◆ Task objective ◆
Every line below is to be copied exactly, with the pictures left out.

◆ Data supplied ◆

================

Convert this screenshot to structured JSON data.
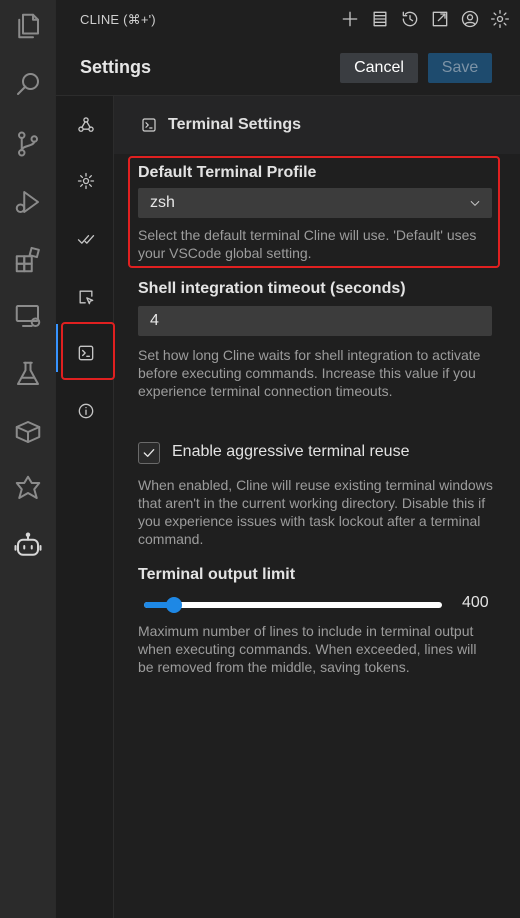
{
  "window": {
    "title": "CLINE (⌘+')"
  },
  "title_actions": [
    "plus-icon",
    "history-list-icon",
    "history-clock-icon",
    "open-external-icon",
    "account-icon",
    "settings-gear-icon"
  ],
  "settings": {
    "title": "Settings",
    "cancel_label": "Cancel",
    "save_label": "Save"
  },
  "tabs": [
    "api-config-icon",
    "general-gear-icon",
    "features-check-icon",
    "browser-cursor-icon",
    "terminal-icon",
    "about-info-icon"
  ],
  "active_tab": "terminal",
  "section": {
    "title": "Terminal Settings"
  },
  "default_profile": {
    "label": "Default Terminal Profile",
    "selected": "zsh",
    "description": "Select the default terminal Cline will use. 'Default' uses your VSCode global setting."
  },
  "shell_timeout": {
    "label": "Shell integration timeout (seconds)",
    "value": "4",
    "description": "Set how long Cline waits for shell integration to activate before executing commands. Increase this value if you experience terminal connection timeouts."
  },
  "aggressive_reuse": {
    "label": "Enable aggressive terminal reuse",
    "checked": true,
    "description": "When enabled, Cline will reuse existing terminal windows that aren't in the current working directory. Disable this if you experience issues with task lockout after a terminal command."
  },
  "output_limit": {
    "label": "Terminal output limit",
    "value": "400",
    "fraction": 0.1,
    "description": "Maximum number of lines to include in terminal output when executing commands. When exceeded, lines will be removed from the middle, saving tokens."
  },
  "colors": {
    "accent": "#1e88e5",
    "highlight": "#e02020",
    "save_button": "#1e4b6e",
    "cancel_button": "#3a3d41"
  }
}
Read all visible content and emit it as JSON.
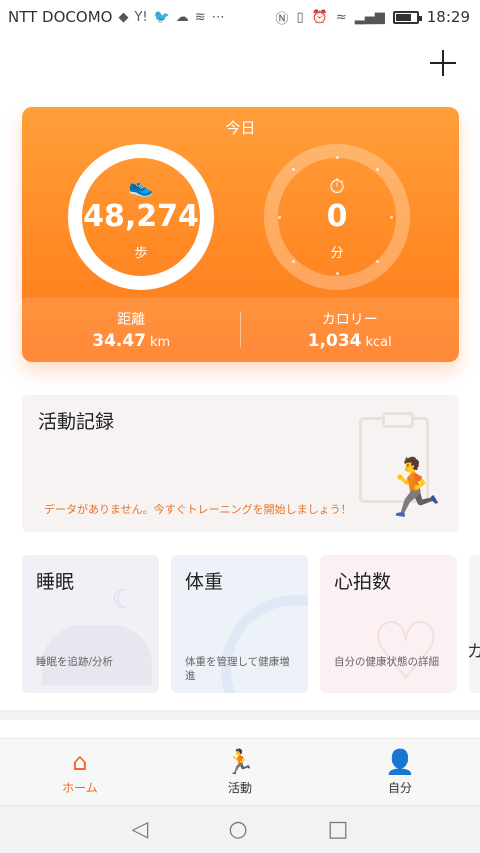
{
  "status_bar": {
    "carrier": "NTT DOCOMO",
    "notif_icons": [
      "cube-icon",
      "yahoo-icon",
      "twitter-icon",
      "cloud-icon",
      "wifi-calling-icon",
      "more-dots-icon"
    ],
    "system_icons": [
      "nfc-icon",
      "vibrate-icon",
      "alarm-icon",
      "wifi-icon",
      "signal-4g-icon",
      "battery-icon"
    ],
    "time": "18:29"
  },
  "header": {
    "add_icon": "plus-icon"
  },
  "today_card": {
    "title": "今日",
    "steps": {
      "value": "48,274",
      "unit": "歩",
      "icon": "shoe-icon"
    },
    "minutes": {
      "value": "0",
      "unit": "分",
      "icon": "stopwatch-icon"
    },
    "distance": {
      "label": "距離",
      "value": "34.47",
      "unit": "km"
    },
    "calories": {
      "label": "カロリー",
      "value": "1,034",
      "unit": "kcal"
    },
    "colors": {
      "accent": "#ff8a25"
    }
  },
  "activity": {
    "title": "活動記録",
    "message": "データがありません。今すぐトレーニングを開始しましょう！"
  },
  "tiles": [
    {
      "title": "睡眠",
      "desc": "睡眠を追跡/分析"
    },
    {
      "title": "体重",
      "desc": "体重を管理して健康増進"
    },
    {
      "title": "心拍数",
      "desc": "自分の健康状態の詳細"
    },
    {
      "title": "カ"
    }
  ],
  "bottom_nav": [
    {
      "label": "ホーム",
      "icon": "home-icon",
      "active": true
    },
    {
      "label": "活動",
      "icon": "running-icon",
      "active": false
    },
    {
      "label": "自分",
      "icon": "person-icon",
      "active": false
    }
  ],
  "system_nav": [
    "back-icon",
    "home-circle-icon",
    "recents-icon"
  ]
}
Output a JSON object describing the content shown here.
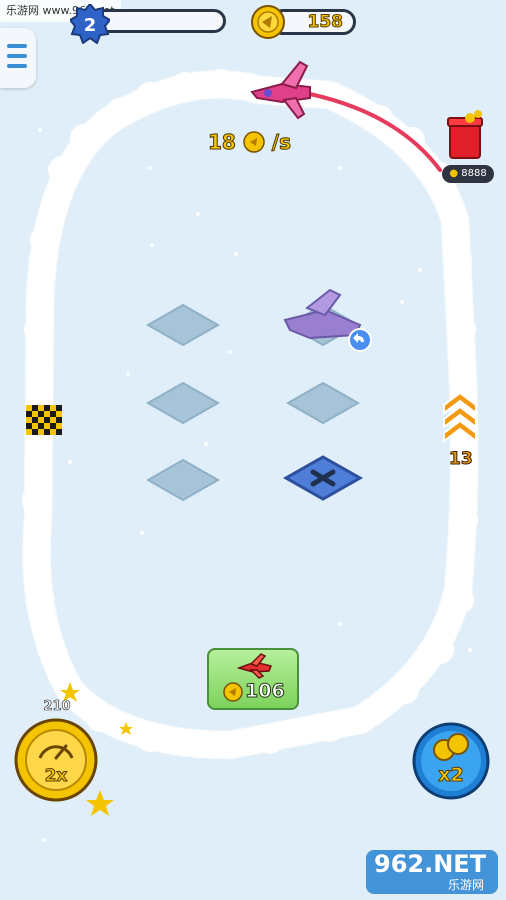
{
  "watermark": {
    "text": "乐游网 www.962.net"
  },
  "hud": {
    "level": "2",
    "xp_progress": 0.0,
    "coins": "158",
    "menu_icon": "hamburger-icon"
  },
  "income": {
    "amount": "18",
    "unit": "/s"
  },
  "gift": {
    "label": "8888",
    "icon": "gift-box-icon"
  },
  "speed": {
    "count": "13",
    "icon": "speed-up-chevrons-icon"
  },
  "hangar": {
    "slots": [
      "empty",
      "occupied",
      "empty",
      "empty",
      "empty",
      "locked"
    ]
  },
  "shop": {
    "price": "106",
    "icon": "red-plane-icon"
  },
  "boost": {
    "count": "210",
    "label": "2x",
    "icon": "speedometer-icon"
  },
  "double_coins": {
    "label": "x2",
    "icon": "coin-stack-icon"
  },
  "site_logo": {
    "big": "962.NET",
    "small": "乐游网"
  },
  "colors": {
    "sky": "#dfeef8",
    "coin": "#f7c900",
    "boost_ring": "#f5c400",
    "x2_ring": "#1f7fd4",
    "buy_button": "#8edc6c",
    "trail": "#e2264a"
  }
}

================

◆ Exercise response ◆
Convert this screenshot to structured JSON data.
{
  "window": {
    "title": "CLINE (⌘+')"
  },
  "title_actions": [
    "plus-icon",
    "history-list-icon",
    "history-clock-icon",
    "open-external-icon",
    "account-icon",
    "settings-gear-icon"
  ],
  "settings": {
    "title": "Settings",
    "cancel_label": "Cancel",
    "save_label": "Save"
  },
  "tabs": [
    "api-config-icon",
    "general-gear-icon",
    "features-check-icon",
    "browser-cursor-icon",
    "terminal-icon",
    "about-info-icon"
  ],
  "active_tab": "terminal",
  "section": {
    "title": "Terminal Settings"
  },
  "default_profile": {
    "label": "Default Terminal Profile",
    "selected": "zsh",
    "description": "Select the default terminal Cline will use. 'Default' uses your VSCode global setting."
  },
  "shell_timeout": {
    "label": "Shell integration timeout (seconds)",
    "value": "4",
    "description": "Set how long Cline waits for shell integration to activate before executing commands. Increase this value if you experience terminal connection timeouts."
  },
  "aggressive_reuse": {
    "label": "Enable aggressive terminal reuse",
    "checked": true,
    "description": "When enabled, Cline will reuse existing terminal windows that aren't in the current working directory. Disable this if you experience issues with task lockout after a terminal command."
  },
  "output_limit": {
    "label": "Terminal output limit",
    "value": "400",
    "fraction": 0.1,
    "description": "Maximum number of lines to include in terminal output when executing commands. When exceeded, lines will be removed from the middle, saving tokens."
  },
  "colors": {
    "accent": "#1e88e5",
    "highlight": "#e02020",
    "save_button": "#1e4b6e",
    "cancel_button": "#3a3d41"
  }
}
Read all visible content and emit it as JSON.
{
  "status_bar": {
    "carrier": "NTT DOCOMO",
    "notif_icons": [
      "cube-icon",
      "yahoo-icon",
      "twitter-icon",
      "cloud-icon",
      "wifi-calling-icon",
      "more-dots-icon"
    ],
    "system_icons": [
      "nfc-icon",
      "vibrate-icon",
      "alarm-icon",
      "wifi-icon",
      "signal-4g-icon",
      "battery-icon"
    ],
    "time": "18:29"
  },
  "header": {
    "add_icon": "plus-icon"
  },
  "today_card": {
    "title": "今日",
    "steps": {
      "value": "48,274",
      "unit": "歩",
      "icon": "shoe-icon"
    },
    "minutes": {
      "value": "0",
      "unit": "分",
      "icon": "stopwatch-icon"
    },
    "distance": {
      "label": "距離",
      "value": "34.47",
      "unit": "km"
    },
    "calories": {
      "label": "カロリー",
      "value": "1,034",
      "unit": "kcal"
    },
    "colors": {
      "accent": "#ff8a25"
    }
  },
  "activity": {
    "title": "活動記録",
    "message": "データがありません。今すぐトレーニングを開始しましょう！"
  },
  "tiles": [
    {
      "title": "睡眠",
      "desc": "睡眠を追跡/分析"
    },
    {
      "title": "体重",
      "desc": "体重を管理して健康増進"
    },
    {
      "title": "心拍数",
      "desc": "自分の健康状態の詳細"
    },
    {
      "title": "カ"
    }
  ],
  "bottom_nav": [
    {
      "label": "ホーム",
      "icon": "home-icon",
      "active": true
    },
    {
      "label": "活動",
      "icon": "running-icon",
      "active": false
    },
    {
      "label": "自分",
      "icon": "person-icon",
      "active": false
    }
  ],
  "system_nav": [
    "back-icon",
    "home-circle-icon",
    "recents-icon"
  ]
}
Output a JSON object describing the content shown here.
{
  "watermark": {
    "text": "乐游网 www.962.net"
  },
  "hud": {
    "level": "2",
    "xp_progress": 0.0,
    "coins": "158",
    "menu_icon": "hamburger-icon"
  },
  "income": {
    "amount": "18",
    "unit": "/s"
  },
  "gift": {
    "label": "8888",
    "icon": "gift-box-icon"
  },
  "speed": {
    "count": "13",
    "icon": "speed-up-chevrons-icon"
  },
  "hangar": {
    "slots": [
      "empty",
      "occupied",
      "empty",
      "empty",
      "empty",
      "locked"
    ]
  },
  "shop": {
    "price": "106",
    "icon": "red-plane-icon"
  },
  "boost": {
    "count": "210",
    "label": "2x",
    "icon": "speedometer-icon"
  },
  "double_coins": {
    "label": "x2",
    "icon": "coin-stack-icon"
  },
  "site_logo": {
    "big": "962.NET",
    "small": "乐游网"
  },
  "colors": {
    "sky": "#dfeef8",
    "coin": "#f7c900",
    "boost_ring": "#f5c400",
    "x2_ring": "#1f7fd4",
    "buy_button": "#8edc6c",
    "trail": "#e2264a"
  }
}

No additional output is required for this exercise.